Dataset entries:

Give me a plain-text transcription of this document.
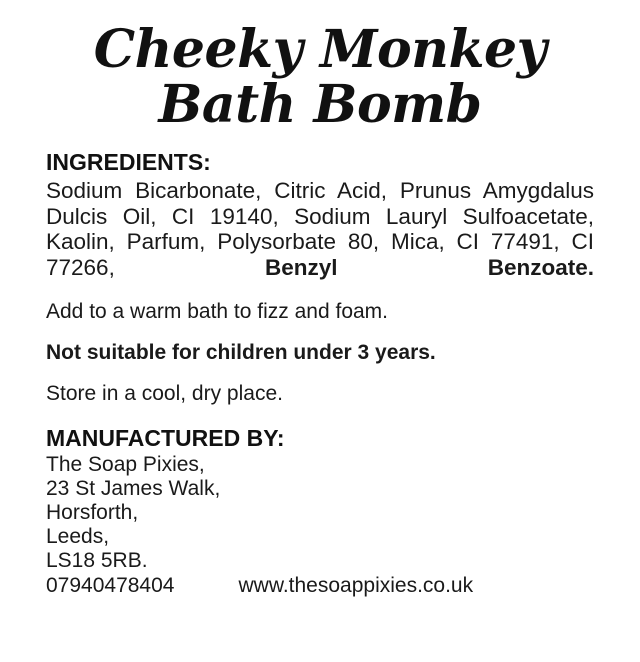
Cheeky Monkey
Bath Bomb
INGREDIENTS:
Sodium Bicarbonate, Citric Acid, Prunus Amygdalus Dulcis Oil, CI 19140, Sodium Lauryl Sulfoacetate, Kaolin, Parfum, Polysorbate 80, Mica, CI 77491, CI 77266,	Benzyl Benzoate.
Add to a warm bath to fizz and foam.
Not suitable for children under 3 years.
Store in a cool, dry place.
MANUFACTURED BY:
The Soap Pixies,
23 St James Walk,
Horsforth,
Leeds,
LS18 5RB.
07940478404	www.thesoappixies.co.uk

### What is expected
All of the lines above should be printed exactly, minus the pictures.

### Correct answer
Give me a plain-text transcription of this document.
Cheeky Monkey
Bath Bomb
INGREDIENTS:
Sodium Bicarbonate, Citric Acid, Prunus Amygdalus Dulcis Oil, CI 19140, Sodium Lauryl Sulfoacetate, Kaolin, Parfum, Polysorbate 80, Mica, CI 77491, CI 77266,	Benzyl Benzoate.
Add to a warm bath to fizz and foam.
Not suitable for children under 3 years.
Store in a cool, dry place.
MANUFACTURED BY:
The Soap Pixies,
23 St James Walk,
Horsforth,
Leeds,
LS18 5RB.
07940478404	www.thesoappixies.co.uk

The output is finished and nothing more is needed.